**Required work**
Select all lines in the records that include "leverage".

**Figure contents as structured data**
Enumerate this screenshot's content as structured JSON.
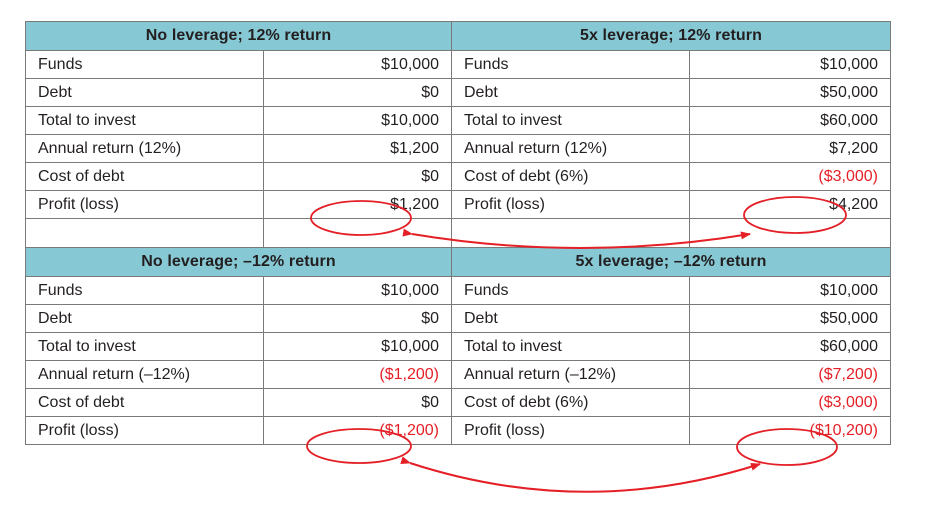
{
  "colors": {
    "header_bg": "#86c8d4",
    "negative": "#e41f26",
    "annotation": "#e41f26",
    "border": "#7a7a7a"
  },
  "top": {
    "left": {
      "title": "No leverage; 12% return",
      "rows": [
        {
          "label": "Funds",
          "value": "$10,000",
          "negative": false
        },
        {
          "label": "Debt",
          "value": "$0",
          "negative": false
        },
        {
          "label": "Total to invest",
          "value": "$10,000",
          "negative": false
        },
        {
          "label": "Annual return (12%)",
          "value": "$1,200",
          "negative": false
        },
        {
          "label": "Cost of debt",
          "value": "$0",
          "negative": false
        },
        {
          "label": "Profit (loss)",
          "value": "$1,200",
          "negative": false
        }
      ]
    },
    "right": {
      "title": "5x leverage; 12% return",
      "rows": [
        {
          "label": "Funds",
          "value": "$10,000",
          "negative": false
        },
        {
          "label": "Debt",
          "value": "$50,000",
          "negative": false
        },
        {
          "label": "Total to invest",
          "value": "$60,000",
          "negative": false
        },
        {
          "label": "Annual return (12%)",
          "value": "$7,200",
          "negative": false
        },
        {
          "label": "Cost of debt (6%)",
          "value": "($3,000)",
          "negative": true
        },
        {
          "label": "Profit (loss)",
          "value": "$4,200",
          "negative": false
        }
      ]
    }
  },
  "bottom": {
    "left": {
      "title": "No leverage; –12% return",
      "rows": [
        {
          "label": "Funds",
          "value": "$10,000",
          "negative": false
        },
        {
          "label": "Debt",
          "value": "$0",
          "negative": false
        },
        {
          "label": "Total to invest",
          "value": "$10,000",
          "negative": false
        },
        {
          "label": "Annual return (–12%)",
          "value": "($1,200)",
          "negative": true
        },
        {
          "label": "Cost of debt",
          "value": "$0",
          "negative": false
        },
        {
          "label": "Profit (loss)",
          "value": "($1,200)",
          "negative": true
        }
      ]
    },
    "right": {
      "title": "5x leverage; –12% return",
      "rows": [
        {
          "label": "Funds",
          "value": "$10,000",
          "negative": false
        },
        {
          "label": "Debt",
          "value": "$50,000",
          "negative": false
        },
        {
          "label": "Total to invest",
          "value": "$60,000",
          "negative": false
        },
        {
          "label": "Annual return (–12%)",
          "value": "($7,200)",
          "negative": true
        },
        {
          "label": "Cost of debt (6%)",
          "value": "($3,000)",
          "negative": true
        },
        {
          "label": "Profit (loss)",
          "value": "($10,200)",
          "negative": true
        }
      ]
    }
  }
}
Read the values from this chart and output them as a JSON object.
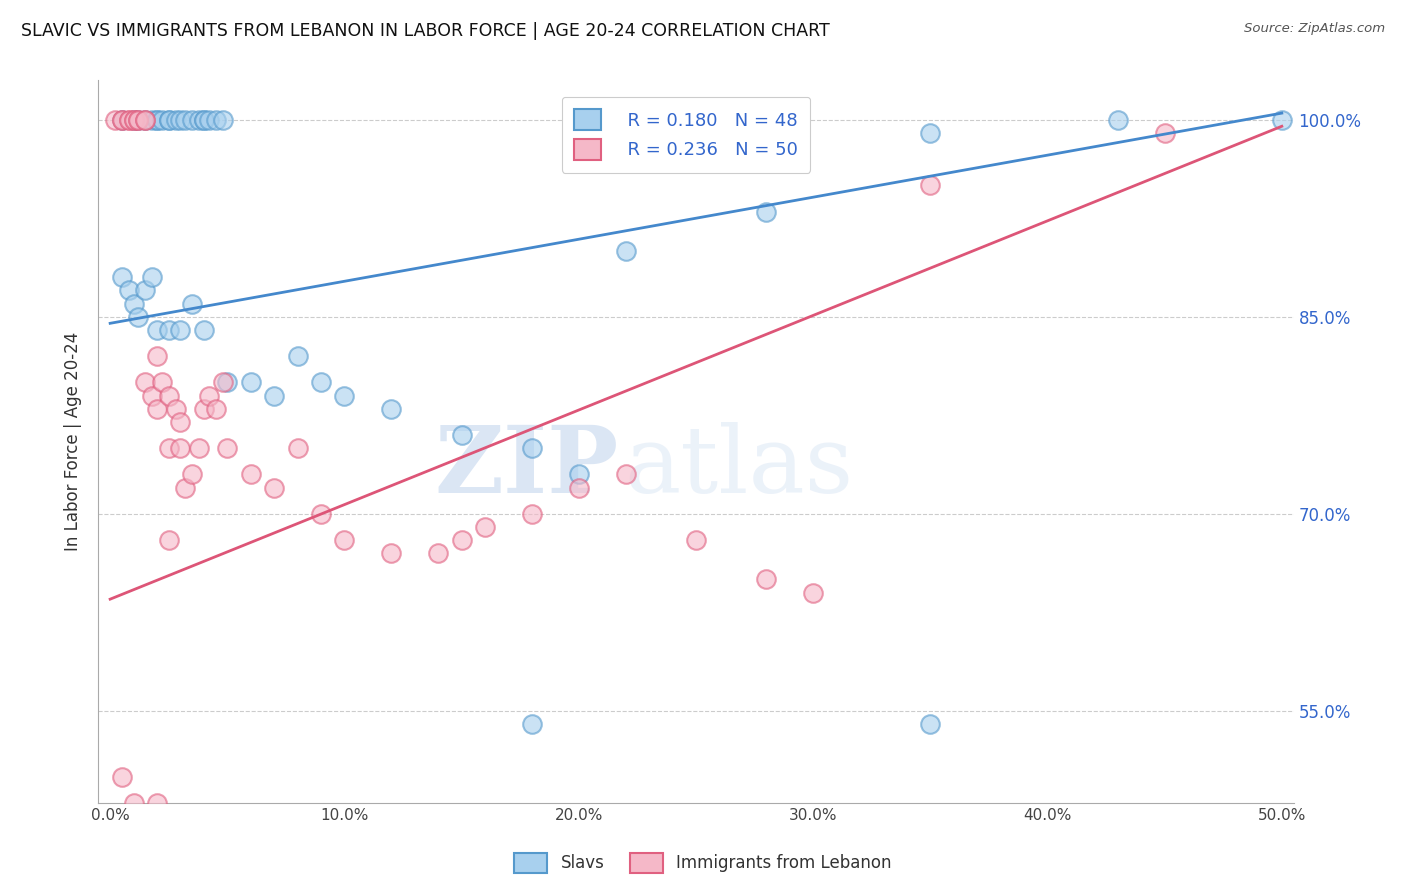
{
  "title": "SLAVIC VS IMMIGRANTS FROM LEBANON IN LABOR FORCE | AGE 20-24 CORRELATION CHART",
  "source": "Source: ZipAtlas.com",
  "ylabel": "In Labor Force | Age 20-24",
  "xlabel_ticks": [
    "0.0%",
    "10.0%",
    "20.0%",
    "30.0%",
    "40.0%",
    "50.0%"
  ],
  "xlabel_vals": [
    0.0,
    0.1,
    0.2,
    0.3,
    0.4,
    0.5
  ],
  "ytick_labels": [
    "55.0%",
    "70.0%",
    "85.0%",
    "100.0%"
  ],
  "ytick_vals": [
    0.55,
    0.7,
    0.85,
    1.0
  ],
  "xlim": [
    -0.005,
    0.505
  ],
  "ylim": [
    0.48,
    1.03
  ],
  "blue_R": 0.18,
  "blue_N": 48,
  "pink_R": 0.236,
  "pink_N": 50,
  "blue_color": "#a8d0ee",
  "pink_color": "#f5b8c8",
  "blue_edge_color": "#5599cc",
  "pink_edge_color": "#e06080",
  "blue_line_color": "#4488cc",
  "pink_line_color": "#dd5577",
  "watermark_zip": "ZIP",
  "watermark_atlas": "atlas",
  "legend_label_blue": "Slavs",
  "legend_label_pink": "Immigrants from Lebanon",
  "blue_line_intercept": 0.845,
  "blue_line_slope": 0.32,
  "pink_line_intercept": 0.635,
  "pink_line_slope": 0.72,
  "blue_scatter_x": [
    0.005,
    0.01,
    0.012,
    0.015,
    0.018,
    0.02,
    0.02,
    0.022,
    0.025,
    0.025,
    0.028,
    0.03,
    0.032,
    0.035,
    0.038,
    0.04,
    0.04,
    0.042,
    0.045,
    0.048,
    0.005,
    0.008,
    0.01,
    0.012,
    0.015,
    0.018,
    0.02,
    0.025,
    0.03,
    0.035,
    0.04,
    0.05,
    0.06,
    0.07,
    0.08,
    0.09,
    0.1,
    0.12,
    0.15,
    0.18,
    0.2,
    0.22,
    0.28,
    0.35,
    0.43,
    0.5,
    0.18,
    0.35
  ],
  "blue_scatter_y": [
    1.0,
    1.0,
    1.0,
    1.0,
    1.0,
    1.0,
    1.0,
    1.0,
    1.0,
    1.0,
    1.0,
    1.0,
    1.0,
    1.0,
    1.0,
    1.0,
    1.0,
    1.0,
    1.0,
    1.0,
    0.88,
    0.87,
    0.86,
    0.85,
    0.87,
    0.88,
    0.84,
    0.84,
    0.84,
    0.86,
    0.84,
    0.8,
    0.8,
    0.79,
    0.82,
    0.8,
    0.79,
    0.78,
    0.76,
    0.75,
    0.73,
    0.9,
    0.93,
    0.99,
    1.0,
    1.0,
    0.54,
    0.54
  ],
  "pink_scatter_x": [
    0.002,
    0.005,
    0.005,
    0.008,
    0.008,
    0.01,
    0.01,
    0.012,
    0.012,
    0.015,
    0.015,
    0.015,
    0.018,
    0.02,
    0.02,
    0.022,
    0.025,
    0.025,
    0.028,
    0.03,
    0.03,
    0.032,
    0.035,
    0.038,
    0.04,
    0.042,
    0.045,
    0.048,
    0.05,
    0.06,
    0.07,
    0.08,
    0.09,
    0.1,
    0.12,
    0.14,
    0.15,
    0.16,
    0.18,
    0.2,
    0.22,
    0.25,
    0.28,
    0.3,
    0.35,
    0.45,
    0.005,
    0.01,
    0.02,
    0.025
  ],
  "pink_scatter_y": [
    1.0,
    1.0,
    1.0,
    1.0,
    1.0,
    1.0,
    1.0,
    1.0,
    1.0,
    1.0,
    1.0,
    0.8,
    0.79,
    0.78,
    0.82,
    0.8,
    0.79,
    0.75,
    0.78,
    0.77,
    0.75,
    0.72,
    0.73,
    0.75,
    0.78,
    0.79,
    0.78,
    0.8,
    0.75,
    0.73,
    0.72,
    0.75,
    0.7,
    0.68,
    0.67,
    0.67,
    0.68,
    0.69,
    0.7,
    0.72,
    0.73,
    0.68,
    0.65,
    0.64,
    0.95,
    0.99,
    0.5,
    0.48,
    0.48,
    0.68
  ]
}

**The result**
      "title": "No leverage; 12% return",
      "title": "5x leverage; 12% return",
      "title": "No leverage; –12% return",
      "title": "5x leverage; –12% return",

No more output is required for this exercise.